_What is required:_ What number of lines contain the word "故分子力表现为引力"? Reply with the number and nothing else.

_Stored records:_
* Start *

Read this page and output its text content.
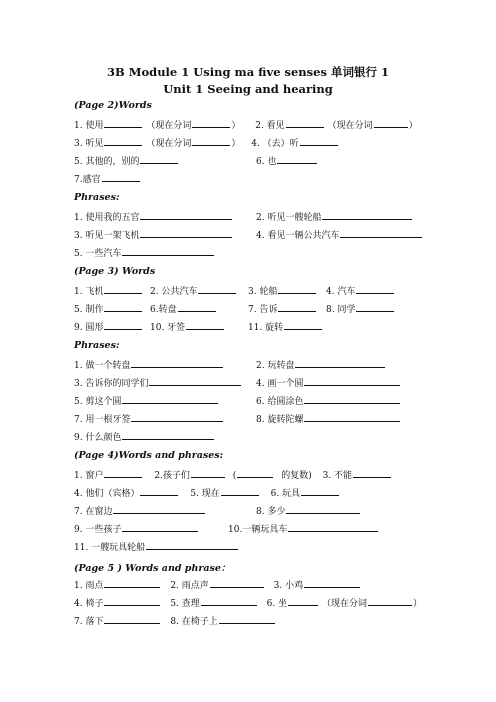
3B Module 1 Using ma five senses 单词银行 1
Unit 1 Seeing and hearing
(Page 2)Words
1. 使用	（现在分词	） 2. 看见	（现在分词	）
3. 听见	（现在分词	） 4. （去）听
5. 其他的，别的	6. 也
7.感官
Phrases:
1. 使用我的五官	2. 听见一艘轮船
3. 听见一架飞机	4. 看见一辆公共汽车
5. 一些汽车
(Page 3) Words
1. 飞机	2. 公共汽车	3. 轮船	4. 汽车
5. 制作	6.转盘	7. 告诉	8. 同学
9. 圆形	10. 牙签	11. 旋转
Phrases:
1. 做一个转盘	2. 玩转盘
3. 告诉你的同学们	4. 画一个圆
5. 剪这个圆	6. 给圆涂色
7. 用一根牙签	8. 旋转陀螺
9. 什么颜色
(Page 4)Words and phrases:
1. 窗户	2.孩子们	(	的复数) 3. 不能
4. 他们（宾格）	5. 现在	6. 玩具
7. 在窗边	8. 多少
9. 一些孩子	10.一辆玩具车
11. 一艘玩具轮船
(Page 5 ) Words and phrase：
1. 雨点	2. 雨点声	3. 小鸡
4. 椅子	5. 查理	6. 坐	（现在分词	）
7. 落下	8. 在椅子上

* End *
* Start *

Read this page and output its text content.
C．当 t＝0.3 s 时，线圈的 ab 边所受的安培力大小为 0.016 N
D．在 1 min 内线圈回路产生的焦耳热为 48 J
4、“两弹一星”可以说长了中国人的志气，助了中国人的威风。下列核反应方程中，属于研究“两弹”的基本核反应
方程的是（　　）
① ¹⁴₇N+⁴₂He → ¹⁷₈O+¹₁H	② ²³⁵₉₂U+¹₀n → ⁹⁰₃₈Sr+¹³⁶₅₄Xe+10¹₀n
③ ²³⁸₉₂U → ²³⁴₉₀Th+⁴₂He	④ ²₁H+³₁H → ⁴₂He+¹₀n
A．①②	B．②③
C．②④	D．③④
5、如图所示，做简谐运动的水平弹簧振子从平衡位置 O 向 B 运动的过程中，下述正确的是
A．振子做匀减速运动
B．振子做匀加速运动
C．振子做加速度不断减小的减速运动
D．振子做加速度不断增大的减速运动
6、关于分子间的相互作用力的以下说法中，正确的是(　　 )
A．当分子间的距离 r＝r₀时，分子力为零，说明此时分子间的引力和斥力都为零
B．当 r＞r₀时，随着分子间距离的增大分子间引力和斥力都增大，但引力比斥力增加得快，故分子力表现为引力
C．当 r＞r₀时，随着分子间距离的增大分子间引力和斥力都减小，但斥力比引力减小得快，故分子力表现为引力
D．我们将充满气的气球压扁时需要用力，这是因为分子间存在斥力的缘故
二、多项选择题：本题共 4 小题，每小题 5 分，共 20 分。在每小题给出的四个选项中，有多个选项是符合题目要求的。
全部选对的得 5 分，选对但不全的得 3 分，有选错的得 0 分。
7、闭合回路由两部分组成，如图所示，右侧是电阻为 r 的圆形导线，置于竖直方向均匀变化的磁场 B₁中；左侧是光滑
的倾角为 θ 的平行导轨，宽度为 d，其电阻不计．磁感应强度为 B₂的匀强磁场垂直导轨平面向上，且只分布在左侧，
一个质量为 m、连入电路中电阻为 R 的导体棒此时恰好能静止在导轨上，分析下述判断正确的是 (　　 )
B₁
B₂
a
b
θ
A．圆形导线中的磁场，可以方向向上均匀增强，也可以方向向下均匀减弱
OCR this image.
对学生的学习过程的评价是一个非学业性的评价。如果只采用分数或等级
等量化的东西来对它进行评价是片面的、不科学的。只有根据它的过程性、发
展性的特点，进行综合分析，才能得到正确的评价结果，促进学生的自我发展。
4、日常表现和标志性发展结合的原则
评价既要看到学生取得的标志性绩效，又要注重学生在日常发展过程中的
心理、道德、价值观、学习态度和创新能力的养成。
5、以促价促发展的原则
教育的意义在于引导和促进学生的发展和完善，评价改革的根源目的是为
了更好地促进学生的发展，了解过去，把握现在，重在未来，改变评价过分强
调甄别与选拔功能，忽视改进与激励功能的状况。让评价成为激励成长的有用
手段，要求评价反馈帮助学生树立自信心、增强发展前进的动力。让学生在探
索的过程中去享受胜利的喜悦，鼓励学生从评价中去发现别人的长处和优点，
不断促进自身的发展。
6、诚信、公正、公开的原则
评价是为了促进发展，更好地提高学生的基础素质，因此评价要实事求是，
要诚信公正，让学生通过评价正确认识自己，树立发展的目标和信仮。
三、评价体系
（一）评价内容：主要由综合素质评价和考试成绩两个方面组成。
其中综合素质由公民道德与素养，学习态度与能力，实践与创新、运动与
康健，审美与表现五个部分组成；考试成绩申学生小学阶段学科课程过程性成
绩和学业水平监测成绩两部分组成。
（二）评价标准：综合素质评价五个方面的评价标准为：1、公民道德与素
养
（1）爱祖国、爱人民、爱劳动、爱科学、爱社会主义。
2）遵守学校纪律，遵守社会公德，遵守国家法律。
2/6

* End *

_Response to this task:_ 2